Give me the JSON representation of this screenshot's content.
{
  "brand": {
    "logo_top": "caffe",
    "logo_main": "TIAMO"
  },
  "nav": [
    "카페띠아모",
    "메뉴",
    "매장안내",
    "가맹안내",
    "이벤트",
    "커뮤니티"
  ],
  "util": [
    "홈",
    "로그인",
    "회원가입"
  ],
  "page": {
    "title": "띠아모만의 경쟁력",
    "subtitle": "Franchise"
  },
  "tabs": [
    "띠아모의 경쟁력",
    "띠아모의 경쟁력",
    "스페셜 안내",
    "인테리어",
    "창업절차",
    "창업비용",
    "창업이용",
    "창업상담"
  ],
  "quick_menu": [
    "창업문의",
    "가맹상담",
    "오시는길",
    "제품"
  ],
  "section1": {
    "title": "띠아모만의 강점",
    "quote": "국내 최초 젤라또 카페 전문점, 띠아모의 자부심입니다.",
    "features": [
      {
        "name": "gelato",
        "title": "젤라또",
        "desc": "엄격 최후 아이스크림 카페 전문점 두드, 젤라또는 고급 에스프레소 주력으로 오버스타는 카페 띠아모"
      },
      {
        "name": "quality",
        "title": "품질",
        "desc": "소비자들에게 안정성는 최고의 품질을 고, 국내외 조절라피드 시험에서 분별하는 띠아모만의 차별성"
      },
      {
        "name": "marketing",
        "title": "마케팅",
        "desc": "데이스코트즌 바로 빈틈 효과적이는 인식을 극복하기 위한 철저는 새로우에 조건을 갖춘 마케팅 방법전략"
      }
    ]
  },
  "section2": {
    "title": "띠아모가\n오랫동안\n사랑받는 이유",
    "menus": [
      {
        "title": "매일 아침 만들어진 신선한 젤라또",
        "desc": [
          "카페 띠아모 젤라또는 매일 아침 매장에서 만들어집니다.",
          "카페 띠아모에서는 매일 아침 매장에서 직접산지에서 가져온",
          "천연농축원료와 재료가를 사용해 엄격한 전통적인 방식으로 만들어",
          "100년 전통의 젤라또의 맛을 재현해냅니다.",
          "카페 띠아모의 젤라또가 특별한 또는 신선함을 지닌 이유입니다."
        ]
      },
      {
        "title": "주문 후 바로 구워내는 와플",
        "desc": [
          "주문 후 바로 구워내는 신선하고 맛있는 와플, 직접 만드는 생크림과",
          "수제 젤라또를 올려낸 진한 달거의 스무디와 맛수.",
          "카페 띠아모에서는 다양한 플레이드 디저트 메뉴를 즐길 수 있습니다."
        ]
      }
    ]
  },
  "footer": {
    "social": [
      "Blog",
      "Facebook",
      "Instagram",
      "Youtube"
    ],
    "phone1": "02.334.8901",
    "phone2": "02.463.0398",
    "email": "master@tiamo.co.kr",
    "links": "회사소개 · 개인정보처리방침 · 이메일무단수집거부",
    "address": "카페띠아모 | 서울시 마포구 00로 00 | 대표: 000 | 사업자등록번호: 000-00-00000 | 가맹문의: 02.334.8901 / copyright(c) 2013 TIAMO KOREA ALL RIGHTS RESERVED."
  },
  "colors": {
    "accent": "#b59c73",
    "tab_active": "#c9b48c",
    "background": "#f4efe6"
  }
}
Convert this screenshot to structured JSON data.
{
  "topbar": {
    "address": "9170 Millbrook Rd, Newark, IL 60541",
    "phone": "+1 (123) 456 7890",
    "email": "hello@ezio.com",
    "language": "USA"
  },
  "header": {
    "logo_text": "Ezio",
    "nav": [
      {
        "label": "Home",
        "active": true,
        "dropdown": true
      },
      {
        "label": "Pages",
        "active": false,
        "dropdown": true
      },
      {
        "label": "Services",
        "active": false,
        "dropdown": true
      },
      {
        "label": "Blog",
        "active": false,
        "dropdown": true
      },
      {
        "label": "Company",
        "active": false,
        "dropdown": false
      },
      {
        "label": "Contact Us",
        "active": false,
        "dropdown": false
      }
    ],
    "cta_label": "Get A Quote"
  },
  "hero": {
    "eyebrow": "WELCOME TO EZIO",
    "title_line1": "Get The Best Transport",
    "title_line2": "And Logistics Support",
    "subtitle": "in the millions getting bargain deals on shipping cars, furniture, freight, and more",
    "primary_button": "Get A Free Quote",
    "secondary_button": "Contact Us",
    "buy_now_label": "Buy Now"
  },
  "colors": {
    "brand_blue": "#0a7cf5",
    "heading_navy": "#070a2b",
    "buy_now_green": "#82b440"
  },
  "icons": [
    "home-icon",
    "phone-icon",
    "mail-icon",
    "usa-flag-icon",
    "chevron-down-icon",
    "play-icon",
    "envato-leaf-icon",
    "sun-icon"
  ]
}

========================================================================

- **What this task involves**
Every entry must be retyped in full, exactly as given.

- **Exercise response**
Give me the JSON representation of this screenshot's content.
{
  "brand": {
    "logo_top": "caffe",
    "logo_main": "TIAMO"
  },
  "nav": [
    "카페띠아모",
    "메뉴",
    "매장안내",
    "가맹안내",
    "이벤트",
    "커뮤니티"
  ],
  "util": [
    "홈",
    "로그인",
    "회원가입"
  ],
  "page": {
    "title": "띠아모만의 경쟁력",
    "subtitle": "Franchise"
  },
  "tabs": [
    "띠아모의 경쟁력",
    "띠아모의 경쟁력",
    "스페셜 안내",
    "인테리어",
    "창업절차",
    "창업비용",
    "창업이용",
    "창업상담"
  ],
  "quick_menu": [
    "창업문의",
    "가맹상담",
    "오시는길",
    "제품"
  ],
  "section1": {
    "title": "띠아모만의 강점",
    "quote": "국내 최초 젤라또 카페 전문점, 띠아모의 자부심입니다.",
    "features": [
      {
        "name": "gelato",
        "title": "젤라또",
        "desc": "엄격 최후 아이스크림 카페 전문점 두드, 젤라또는 고급 에스프레소 주력으로 오버스타는 카페 띠아모"
      },
      {
        "name": "quality",
        "title": "품질",
        "desc": "소비자들에게 안정성는 최고의 품질을 고, 국내외 조절라피드 시험에서 분별하는 띠아모만의 차별성"
      },
      {
        "name": "marketing",
        "title": "마케팅",
        "desc": "데이스코트즌 바로 빈틈 효과적이는 인식을 극복하기 위한 철저는 새로우에 조건을 갖춘 마케팅 방법전략"
      }
    ]
  },
  "section2": {
    "title": "띠아모가\n오랫동안\n사랑받는 이유",
    "menus": [
      {
        "title": "매일 아침 만들어진 신선한 젤라또",
        "desc": [
          "카페 띠아모 젤라또는 매일 아침 매장에서 만들어집니다.",
          "카페 띠아모에서는 매일 아침 매장에서 직접산지에서 가져온",
          "천연농축원료와 재료가를 사용해 엄격한 전통적인 방식으로 만들어",
          "100년 전통의 젤라또의 맛을 재현해냅니다.",
          "카페 띠아모의 젤라또가 특별한 또는 신선함을 지닌 이유입니다."
        ]
      },
      {
        "title": "주문 후 바로 구워내는 와플",
        "desc": [
          "주문 후 바로 구워내는 신선하고 맛있는 와플, 직접 만드는 생크림과",
          "수제 젤라또를 올려낸 진한 달거의 스무디와 맛수.",
          "카페 띠아모에서는 다양한 플레이드 디저트 메뉴를 즐길 수 있습니다."
        ]
      }
    ]
  },
  "footer": {
    "social": [
      "Blog",
      "Facebook",
      "Instagram",
      "Youtube"
    ],
    "phone1": "02.334.8901",
    "phone2": "02.463.0398",
    "email": "master@tiamo.co.kr",
    "links": "회사소개 · 개인정보처리방침 · 이메일무단수집거부",
    "address": "카페띠아모 | 서울시 마포구 00로 00 | 대표: 000 | 사업자등록번호: 000-00-00000 | 가맹문의: 02.334.8901 / copyright(c) 2013 TIAMO KOREA ALL RIGHTS RESERVED."
  },
  "colors": {
    "accent": "#b59c73",
    "tab_active": "#c9b48c",
    "background": "#f4efe6"
  }
}
Convert this screenshot to structured JSON data.
{
  "topbar": {
    "address": "9170 Millbrook Rd, Newark, IL 60541",
    "phone": "+1 (123) 456 7890",
    "email": "hello@ezio.com",
    "language": "USA"
  },
  "header": {
    "logo_text": "Ezio",
    "nav": [
      {
        "label": "Home",
        "active": true,
        "dropdown": true
      },
      {
        "label": "Pages",
        "active": false,
        "dropdown": true
      },
      {
        "label": "Services",
        "active": false,
        "dropdown": true
      },
      {
        "label": "Blog",
        "active": false,
        "dropdown": true
      },
      {
        "label": "Company",
        "active": false,
        "dropdown": false
      },
      {
        "label": "Contact Us",
        "active": false,
        "dropdown": false
      }
    ],
    "cta_label": "Get A Quote"
  },
  "hero": {
    "eyebrow": "WELCOME TO EZIO",
    "title_line1": "Get The Best Transport",
    "title_line2": "And Logistics Support",
    "subtitle": "in the millions getting bargain deals on shipping cars, furniture, freight, and more",
    "primary_button": "Get A Free Quote",
    "secondary_button": "Contact Us",
    "buy_now_label": "Buy Now"
  },
  "colors": {
    "brand_blue": "#0a7cf5",
    "heading_navy": "#070a2b",
    "buy_now_green": "#82b440"
  },
  "icons": [
    "home-icon",
    "phone-icon",
    "mail-icon",
    "usa-flag-icon",
    "chevron-down-icon",
    "play-icon",
    "envato-leaf-icon",
    "sun-icon"
  ]
}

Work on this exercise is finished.